++++ Record set

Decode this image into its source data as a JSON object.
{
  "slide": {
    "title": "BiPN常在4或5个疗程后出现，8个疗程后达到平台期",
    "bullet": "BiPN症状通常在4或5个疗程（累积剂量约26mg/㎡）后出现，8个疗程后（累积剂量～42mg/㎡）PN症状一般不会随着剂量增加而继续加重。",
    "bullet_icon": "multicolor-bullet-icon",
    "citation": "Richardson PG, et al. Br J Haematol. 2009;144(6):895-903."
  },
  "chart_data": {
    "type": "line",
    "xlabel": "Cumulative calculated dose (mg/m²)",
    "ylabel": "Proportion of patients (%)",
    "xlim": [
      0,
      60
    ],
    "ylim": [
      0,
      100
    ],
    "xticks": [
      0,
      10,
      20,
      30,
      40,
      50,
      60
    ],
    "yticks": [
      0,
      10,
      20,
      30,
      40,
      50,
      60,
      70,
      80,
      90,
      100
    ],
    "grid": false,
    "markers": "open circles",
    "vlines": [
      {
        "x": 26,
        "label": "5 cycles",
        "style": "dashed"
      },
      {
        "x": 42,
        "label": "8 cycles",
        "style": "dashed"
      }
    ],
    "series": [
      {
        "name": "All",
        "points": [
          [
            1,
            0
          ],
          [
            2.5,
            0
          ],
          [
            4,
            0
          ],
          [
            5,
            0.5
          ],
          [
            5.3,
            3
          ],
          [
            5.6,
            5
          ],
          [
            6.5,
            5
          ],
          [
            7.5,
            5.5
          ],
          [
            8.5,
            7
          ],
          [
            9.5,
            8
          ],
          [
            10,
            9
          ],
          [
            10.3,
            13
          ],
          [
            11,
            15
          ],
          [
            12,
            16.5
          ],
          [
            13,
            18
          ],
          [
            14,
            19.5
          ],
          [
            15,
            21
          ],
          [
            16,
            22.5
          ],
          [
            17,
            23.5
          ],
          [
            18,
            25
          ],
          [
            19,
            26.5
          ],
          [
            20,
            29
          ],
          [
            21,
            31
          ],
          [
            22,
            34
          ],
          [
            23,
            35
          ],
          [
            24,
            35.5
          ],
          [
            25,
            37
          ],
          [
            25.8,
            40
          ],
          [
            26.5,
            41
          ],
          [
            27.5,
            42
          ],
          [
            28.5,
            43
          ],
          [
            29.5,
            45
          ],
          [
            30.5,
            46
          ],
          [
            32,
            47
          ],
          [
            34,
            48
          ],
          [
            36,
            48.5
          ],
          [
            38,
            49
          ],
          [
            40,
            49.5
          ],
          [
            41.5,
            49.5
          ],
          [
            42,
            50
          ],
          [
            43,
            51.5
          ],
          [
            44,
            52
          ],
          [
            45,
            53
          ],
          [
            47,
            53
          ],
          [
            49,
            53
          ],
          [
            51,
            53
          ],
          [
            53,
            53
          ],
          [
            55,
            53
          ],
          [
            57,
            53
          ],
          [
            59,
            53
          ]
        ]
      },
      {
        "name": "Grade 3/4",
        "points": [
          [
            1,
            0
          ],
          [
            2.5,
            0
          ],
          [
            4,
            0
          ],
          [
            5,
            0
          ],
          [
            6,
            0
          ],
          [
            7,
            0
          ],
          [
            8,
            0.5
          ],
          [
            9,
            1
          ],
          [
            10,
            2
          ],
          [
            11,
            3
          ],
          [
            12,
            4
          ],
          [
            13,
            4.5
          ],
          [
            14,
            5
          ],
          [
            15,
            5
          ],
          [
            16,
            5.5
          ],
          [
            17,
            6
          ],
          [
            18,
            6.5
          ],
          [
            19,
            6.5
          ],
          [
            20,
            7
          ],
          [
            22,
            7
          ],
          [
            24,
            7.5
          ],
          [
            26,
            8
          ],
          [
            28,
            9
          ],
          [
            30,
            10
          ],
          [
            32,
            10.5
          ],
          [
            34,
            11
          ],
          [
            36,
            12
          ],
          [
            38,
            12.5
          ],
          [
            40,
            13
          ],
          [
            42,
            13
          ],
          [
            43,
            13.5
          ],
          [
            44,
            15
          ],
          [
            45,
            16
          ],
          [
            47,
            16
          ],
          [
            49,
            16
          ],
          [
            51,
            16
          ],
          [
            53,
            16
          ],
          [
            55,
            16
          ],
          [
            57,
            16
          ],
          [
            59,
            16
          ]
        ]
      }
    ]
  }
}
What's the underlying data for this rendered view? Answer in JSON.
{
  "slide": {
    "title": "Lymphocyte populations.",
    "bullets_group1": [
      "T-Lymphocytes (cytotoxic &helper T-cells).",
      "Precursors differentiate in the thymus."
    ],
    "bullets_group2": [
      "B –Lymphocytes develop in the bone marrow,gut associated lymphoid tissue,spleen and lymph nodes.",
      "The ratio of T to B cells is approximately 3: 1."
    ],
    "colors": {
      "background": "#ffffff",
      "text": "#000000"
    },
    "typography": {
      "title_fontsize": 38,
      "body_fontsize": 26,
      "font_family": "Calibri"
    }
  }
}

++++++++

#### Exercise description:
Copy here each line of the preceding records with "cells" in it.

#### Solution to this task:
      "T-Lymphocytes (cytotoxic &helper T-cells).",
      "The ratio of T to B cells is approximately 3: 1."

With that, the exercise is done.